* _Stated exercise_:
Restate the full set of records exactly, word for word.

* _Information supplied_:
· · ·
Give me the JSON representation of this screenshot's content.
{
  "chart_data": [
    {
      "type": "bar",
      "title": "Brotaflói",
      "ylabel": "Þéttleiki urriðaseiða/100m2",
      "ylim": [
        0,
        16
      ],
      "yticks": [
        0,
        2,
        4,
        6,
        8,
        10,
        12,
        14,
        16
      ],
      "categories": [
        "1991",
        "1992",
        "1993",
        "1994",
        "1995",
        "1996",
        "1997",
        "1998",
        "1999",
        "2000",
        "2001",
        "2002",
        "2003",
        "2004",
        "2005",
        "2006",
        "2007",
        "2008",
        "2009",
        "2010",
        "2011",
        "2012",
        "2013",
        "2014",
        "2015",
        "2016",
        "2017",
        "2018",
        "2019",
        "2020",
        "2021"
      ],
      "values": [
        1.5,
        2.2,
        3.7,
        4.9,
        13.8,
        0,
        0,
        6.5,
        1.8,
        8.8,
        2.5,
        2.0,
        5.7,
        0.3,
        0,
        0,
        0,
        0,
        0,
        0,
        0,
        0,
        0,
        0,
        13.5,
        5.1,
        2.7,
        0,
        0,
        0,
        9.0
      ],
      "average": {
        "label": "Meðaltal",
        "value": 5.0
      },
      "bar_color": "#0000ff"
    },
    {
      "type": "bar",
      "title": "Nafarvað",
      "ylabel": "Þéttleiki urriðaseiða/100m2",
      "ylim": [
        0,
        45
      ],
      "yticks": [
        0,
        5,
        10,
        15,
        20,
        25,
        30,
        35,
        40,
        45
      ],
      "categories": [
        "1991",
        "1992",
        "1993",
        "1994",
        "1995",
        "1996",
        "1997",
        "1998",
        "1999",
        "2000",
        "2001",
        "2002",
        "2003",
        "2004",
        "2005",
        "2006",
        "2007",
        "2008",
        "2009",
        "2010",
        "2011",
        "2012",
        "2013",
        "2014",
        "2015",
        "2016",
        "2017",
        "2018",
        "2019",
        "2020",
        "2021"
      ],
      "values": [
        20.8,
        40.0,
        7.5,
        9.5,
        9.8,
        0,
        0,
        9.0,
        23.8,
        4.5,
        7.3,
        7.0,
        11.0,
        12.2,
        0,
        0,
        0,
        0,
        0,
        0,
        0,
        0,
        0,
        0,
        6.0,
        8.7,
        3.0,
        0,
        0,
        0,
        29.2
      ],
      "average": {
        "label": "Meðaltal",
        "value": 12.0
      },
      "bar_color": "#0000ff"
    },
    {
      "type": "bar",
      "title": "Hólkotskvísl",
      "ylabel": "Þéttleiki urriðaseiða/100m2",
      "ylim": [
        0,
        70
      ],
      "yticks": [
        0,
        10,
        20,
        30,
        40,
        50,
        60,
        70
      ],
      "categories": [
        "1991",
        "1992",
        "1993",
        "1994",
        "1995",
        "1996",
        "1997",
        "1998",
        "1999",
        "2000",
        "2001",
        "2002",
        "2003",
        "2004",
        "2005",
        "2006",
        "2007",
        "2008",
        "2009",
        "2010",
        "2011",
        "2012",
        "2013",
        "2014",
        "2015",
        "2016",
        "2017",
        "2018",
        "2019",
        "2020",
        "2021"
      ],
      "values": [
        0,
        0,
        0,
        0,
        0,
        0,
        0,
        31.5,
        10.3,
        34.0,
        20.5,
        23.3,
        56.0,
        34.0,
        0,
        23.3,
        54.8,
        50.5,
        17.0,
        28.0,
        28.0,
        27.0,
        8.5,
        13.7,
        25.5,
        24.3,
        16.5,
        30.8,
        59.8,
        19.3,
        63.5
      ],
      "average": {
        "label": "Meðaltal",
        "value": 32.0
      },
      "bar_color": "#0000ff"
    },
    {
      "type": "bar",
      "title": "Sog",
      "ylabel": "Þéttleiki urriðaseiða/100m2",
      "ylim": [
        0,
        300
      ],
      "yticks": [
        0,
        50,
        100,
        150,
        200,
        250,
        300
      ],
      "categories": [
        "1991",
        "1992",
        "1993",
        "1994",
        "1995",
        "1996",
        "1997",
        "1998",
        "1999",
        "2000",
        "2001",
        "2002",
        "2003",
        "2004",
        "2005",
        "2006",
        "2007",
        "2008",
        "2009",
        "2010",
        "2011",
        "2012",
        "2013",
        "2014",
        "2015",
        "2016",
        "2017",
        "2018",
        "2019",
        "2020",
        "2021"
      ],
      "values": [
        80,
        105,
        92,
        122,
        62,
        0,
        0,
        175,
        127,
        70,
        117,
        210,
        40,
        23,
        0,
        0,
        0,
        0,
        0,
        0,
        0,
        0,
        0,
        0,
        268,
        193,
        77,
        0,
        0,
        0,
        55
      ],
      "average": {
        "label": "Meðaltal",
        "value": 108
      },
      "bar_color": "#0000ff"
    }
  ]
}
· · ·
* _Reply_:
Give me the JSON representation of this screenshot's content.
{
  "chart_data": [
    {
      "type": "bar",
      "title": "Brotaflói",
      "ylabel": "Þéttleiki urriðaseiða/100m2",
      "ylim": [
        0,
        16
      ],
      "yticks": [
        0,
        2,
        4,
        6,
        8,
        10,
        12,
        14,
        16
      ],
      "categories": [
        "1991",
        "1992",
        "1993",
        "1994",
        "1995",
        "1996",
        "1997",
        "1998",
        "1999",
        "2000",
        "2001",
        "2002",
        "2003",
        "2004",
        "2005",
        "2006",
        "2007",
        "2008",
        "2009",
        "2010",
        "2011",
        "2012",
        "2013",
        "2014",
        "2015",
        "2016",
        "2017",
        "2018",
        "2019",
        "2020",
        "2021"
      ],
      "values": [
        1.5,
        2.2,
        3.7,
        4.9,
        13.8,
        0,
        0,
        6.5,
        1.8,
        8.8,
        2.5,
        2.0,
        5.7,
        0.3,
        0,
        0,
        0,
        0,
        0,
        0,
        0,
        0,
        0,
        0,
        13.5,
        5.1,
        2.7,
        0,
        0,
        0,
        9.0
      ],
      "average": {
        "label": "Meðaltal",
        "value": 5.0
      },
      "bar_color": "#0000ff"
    },
    {
      "type": "bar",
      "title": "Nafarvað",
      "ylabel": "Þéttleiki urriðaseiða/100m2",
      "ylim": [
        0,
        45
      ],
      "yticks": [
        0,
        5,
        10,
        15,
        20,
        25,
        30,
        35,
        40,
        45
      ],
      "categories": [
        "1991",
        "1992",
        "1993",
        "1994",
        "1995",
        "1996",
        "1997",
        "1998",
        "1999",
        "2000",
        "2001",
        "2002",
        "2003",
        "2004",
        "2005",
        "2006",
        "2007",
        "2008",
        "2009",
        "2010",
        "2011",
        "2012",
        "2013",
        "2014",
        "2015",
        "2016",
        "2017",
        "2018",
        "2019",
        "2020",
        "2021"
      ],
      "values": [
        20.8,
        40.0,
        7.5,
        9.5,
        9.8,
        0,
        0,
        9.0,
        23.8,
        4.5,
        7.3,
        7.0,
        11.0,
        12.2,
        0,
        0,
        0,
        0,
        0,
        0,
        0,
        0,
        0,
        0,
        6.0,
        8.7,
        3.0,
        0,
        0,
        0,
        29.2
      ],
      "average": {
        "label": "Meðaltal",
        "value": 12.0
      },
      "bar_color": "#0000ff"
    },
    {
      "type": "bar",
      "title": "Hólkotskvísl",
      "ylabel": "Þéttleiki urriðaseiða/100m2",
      "ylim": [
        0,
        70
      ],
      "yticks": [
        0,
        10,
        20,
        30,
        40,
        50,
        60,
        70
      ],
      "categories": [
        "1991",
        "1992",
        "1993",
        "1994",
        "1995",
        "1996",
        "1997",
        "1998",
        "1999",
        "2000",
        "2001",
        "2002",
        "2003",
        "2004",
        "2005",
        "2006",
        "2007",
        "2008",
        "2009",
        "2010",
        "2011",
        "2012",
        "2013",
        "2014",
        "2015",
        "2016",
        "2017",
        "2018",
        "2019",
        "2020",
        "2021"
      ],
      "values": [
        0,
        0,
        0,
        0,
        0,
        0,
        0,
        31.5,
        10.3,
        34.0,
        20.5,
        23.3,
        56.0,
        34.0,
        0,
        23.3,
        54.8,
        50.5,
        17.0,
        28.0,
        28.0,
        27.0,
        8.5,
        13.7,
        25.5,
        24.3,
        16.5,
        30.8,
        59.8,
        19.3,
        63.5
      ],
      "average": {
        "label": "Meðaltal",
        "value": 32.0
      },
      "bar_color": "#0000ff"
    },
    {
      "type": "bar",
      "title": "Sog",
      "ylabel": "Þéttleiki urriðaseiða/100m2",
      "ylim": [
        0,
        300
      ],
      "yticks": [
        0,
        50,
        100,
        150,
        200,
        250,
        300
      ],
      "categories": [
        "1991",
        "1992",
        "1993",
        "1994",
        "1995",
        "1996",
        "1997",
        "1998",
        "1999",
        "2000",
        "2001",
        "2002",
        "2003",
        "2004",
        "2005",
        "2006",
        "2007",
        "2008",
        "2009",
        "2010",
        "2011",
        "2012",
        "2013",
        "2014",
        "2015",
        "2016",
        "2017",
        "2018",
        "2019",
        "2020",
        "2021"
      ],
      "values": [
        80,
        105,
        92,
        122,
        62,
        0,
        0,
        175,
        127,
        70,
        117,
        210,
        40,
        23,
        0,
        0,
        0,
        0,
        0,
        0,
        0,
        0,
        0,
        0,
        268,
        193,
        77,
        0,
        0,
        0,
        55
      ],
      "average": {
        "label": "Meðaltal",
        "value": 108
      },
      "bar_color": "#0000ff"
    }
  ]
}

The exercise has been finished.